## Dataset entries
____

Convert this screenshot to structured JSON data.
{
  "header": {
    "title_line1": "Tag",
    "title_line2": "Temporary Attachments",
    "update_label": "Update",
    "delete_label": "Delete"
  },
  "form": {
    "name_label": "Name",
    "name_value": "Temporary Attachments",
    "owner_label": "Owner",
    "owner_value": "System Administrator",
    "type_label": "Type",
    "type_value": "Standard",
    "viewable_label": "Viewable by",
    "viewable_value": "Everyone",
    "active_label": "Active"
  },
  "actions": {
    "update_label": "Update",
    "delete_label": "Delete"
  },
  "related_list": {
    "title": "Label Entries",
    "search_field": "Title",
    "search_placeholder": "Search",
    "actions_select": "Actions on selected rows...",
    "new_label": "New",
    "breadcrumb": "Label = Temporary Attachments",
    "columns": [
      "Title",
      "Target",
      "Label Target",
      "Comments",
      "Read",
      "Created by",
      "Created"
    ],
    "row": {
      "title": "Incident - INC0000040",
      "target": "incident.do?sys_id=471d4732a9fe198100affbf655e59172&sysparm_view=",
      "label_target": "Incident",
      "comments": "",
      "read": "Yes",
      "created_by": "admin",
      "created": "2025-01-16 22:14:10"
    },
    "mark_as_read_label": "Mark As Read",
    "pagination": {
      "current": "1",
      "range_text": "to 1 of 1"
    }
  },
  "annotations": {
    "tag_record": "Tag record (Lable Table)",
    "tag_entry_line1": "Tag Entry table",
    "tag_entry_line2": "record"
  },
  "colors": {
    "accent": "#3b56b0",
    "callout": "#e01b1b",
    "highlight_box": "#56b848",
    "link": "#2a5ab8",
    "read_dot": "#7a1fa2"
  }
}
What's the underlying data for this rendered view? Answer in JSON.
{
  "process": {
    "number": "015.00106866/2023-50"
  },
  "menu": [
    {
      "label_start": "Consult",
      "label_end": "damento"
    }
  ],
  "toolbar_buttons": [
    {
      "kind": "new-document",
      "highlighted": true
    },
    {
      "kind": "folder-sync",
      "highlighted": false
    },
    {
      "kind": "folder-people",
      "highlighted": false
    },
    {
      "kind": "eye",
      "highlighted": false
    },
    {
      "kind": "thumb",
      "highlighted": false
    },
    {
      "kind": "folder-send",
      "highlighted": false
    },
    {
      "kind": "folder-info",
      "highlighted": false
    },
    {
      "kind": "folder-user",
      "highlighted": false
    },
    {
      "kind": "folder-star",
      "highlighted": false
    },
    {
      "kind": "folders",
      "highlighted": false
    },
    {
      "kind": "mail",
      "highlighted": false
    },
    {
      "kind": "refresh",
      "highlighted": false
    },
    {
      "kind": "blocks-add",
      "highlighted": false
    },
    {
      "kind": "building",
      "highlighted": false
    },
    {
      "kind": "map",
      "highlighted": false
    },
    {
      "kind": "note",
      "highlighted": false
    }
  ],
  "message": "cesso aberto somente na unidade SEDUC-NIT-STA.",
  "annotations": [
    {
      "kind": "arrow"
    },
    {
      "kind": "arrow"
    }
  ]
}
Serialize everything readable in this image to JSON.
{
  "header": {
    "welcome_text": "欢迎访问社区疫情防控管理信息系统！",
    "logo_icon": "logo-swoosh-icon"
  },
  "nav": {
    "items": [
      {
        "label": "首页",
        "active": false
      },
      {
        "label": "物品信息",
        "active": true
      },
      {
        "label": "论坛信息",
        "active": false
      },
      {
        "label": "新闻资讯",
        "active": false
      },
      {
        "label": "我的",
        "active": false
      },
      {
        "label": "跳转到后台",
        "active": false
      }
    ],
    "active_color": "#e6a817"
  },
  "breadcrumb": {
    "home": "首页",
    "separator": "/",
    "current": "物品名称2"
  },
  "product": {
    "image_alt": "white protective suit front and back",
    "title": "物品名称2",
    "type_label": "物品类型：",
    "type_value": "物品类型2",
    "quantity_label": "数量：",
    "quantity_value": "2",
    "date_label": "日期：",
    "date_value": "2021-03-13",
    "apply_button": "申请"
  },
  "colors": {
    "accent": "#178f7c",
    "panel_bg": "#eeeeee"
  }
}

____

## Problem to work on
Your task is to output the full set of records exactly as presented.

## Output for this exercise
Convert this screenshot to structured JSON data.
{
  "header": {
    "title_line1": "Tag",
    "title_line2": "Temporary Attachments",
    "update_label": "Update",
    "delete_label": "Delete"
  },
  "form": {
    "name_label": "Name",
    "name_value": "Temporary Attachments",
    "owner_label": "Owner",
    "owner_value": "System Administrator",
    "type_label": "Type",
    "type_value": "Standard",
    "viewable_label": "Viewable by",
    "viewable_value": "Everyone",
    "active_label": "Active"
  },
  "actions": {
    "update_label": "Update",
    "delete_label": "Delete"
  },
  "related_list": {
    "title": "Label Entries",
    "search_field": "Title",
    "search_placeholder": "Search",
    "actions_select": "Actions on selected rows...",
    "new_label": "New",
    "breadcrumb": "Label = Temporary Attachments",
    "columns": [
      "Title",
      "Target",
      "Label Target",
      "Comments",
      "Read",
      "Created by",
      "Created"
    ],
    "row": {
      "title": "Incident - INC0000040",
      "target": "incident.do?sys_id=471d4732a9fe198100affbf655e59172&sysparm_view=",
      "label_target": "Incident",
      "comments": "",
      "read": "Yes",
      "created_by": "admin",
      "created": "2025-01-16 22:14:10"
    },
    "mark_as_read_label": "Mark As Read",
    "pagination": {
      "current": "1",
      "range_text": "to 1 of 1"
    }
  },
  "annotations": {
    "tag_record": "Tag record (Lable Table)",
    "tag_entry_line1": "Tag Entry table",
    "tag_entry_line2": "record"
  },
  "colors": {
    "accent": "#3b56b0",
    "callout": "#e01b1b",
    "highlight_box": "#56b848",
    "link": "#2a5ab8",
    "read_dot": "#7a1fa2"
  }
}
What's the underlying data for this rendered view? Answer in JSON.
{
  "process": {
    "number": "015.00106866/2023-50"
  },
  "menu": [
    {
      "label_start": "Consult",
      "label_end": "damento"
    }
  ],
  "toolbar_buttons": [
    {
      "kind": "new-document",
      "highlighted": true
    },
    {
      "kind": "folder-sync",
      "highlighted": false
    },
    {
      "kind": "folder-people",
      "highlighted": false
    },
    {
      "kind": "eye",
      "highlighted": false
    },
    {
      "kind": "thumb",
      "highlighted": false
    },
    {
      "kind": "folder-send",
      "highlighted": false
    },
    {
      "kind": "folder-info",
      "highlighted": false
    },
    {
      "kind": "folder-user",
      "highlighted": false
    },
    {
      "kind": "folder-star",
      "highlighted": false
    },
    {
      "kind": "folders",
      "highlighted": false
    },
    {
      "kind": "mail",
      "highlighted": false
    },
    {
      "kind": "refresh",
      "highlighted": false
    },
    {
      "kind": "blocks-add",
      "highlighted": false
    },
    {
      "kind": "building",
      "highlighted": false
    },
    {
      "kind": "map",
      "highlighted": false
    },
    {
      "kind": "note",
      "highlighted": false
    }
  ],
  "message": "cesso aberto somente na unidade SEDUC-NIT-STA.",
  "annotations": [
    {
      "kind": "arrow"
    },
    {
      "kind": "arrow"
    }
  ]
}
Serialize everything readable in this image to JSON.
{
  "header": {
    "welcome_text": "欢迎访问社区疫情防控管理信息系统！",
    "logo_icon": "logo-swoosh-icon"
  },
  "nav": {
    "items": [
      {
        "label": "首页",
        "active": false
      },
      {
        "label": "物品信息",
        "active": true
      },
      {
        "label": "论坛信息",
        "active": false
      },
      {
        "label": "新闻资讯",
        "active": false
      },
      {
        "label": "我的",
        "active": false
      },
      {
        "label": "跳转到后台",
        "active": false
      }
    ],
    "active_color": "#e6a817"
  },
  "breadcrumb": {
    "home": "首页",
    "separator": "/",
    "current": "物品名称2"
  },
  "product": {
    "image_alt": "white protective suit front and back",
    "title": "物品名称2",
    "type_label": "物品类型：",
    "type_value": "物品类型2",
    "quantity_label": "数量：",
    "quantity_value": "2",
    "date_label": "日期：",
    "date_value": "2021-03-13",
    "apply_button": "申请"
  },
  "colors": {
    "accent": "#178f7c",
    "panel_bg": "#eeeeee"
  }
}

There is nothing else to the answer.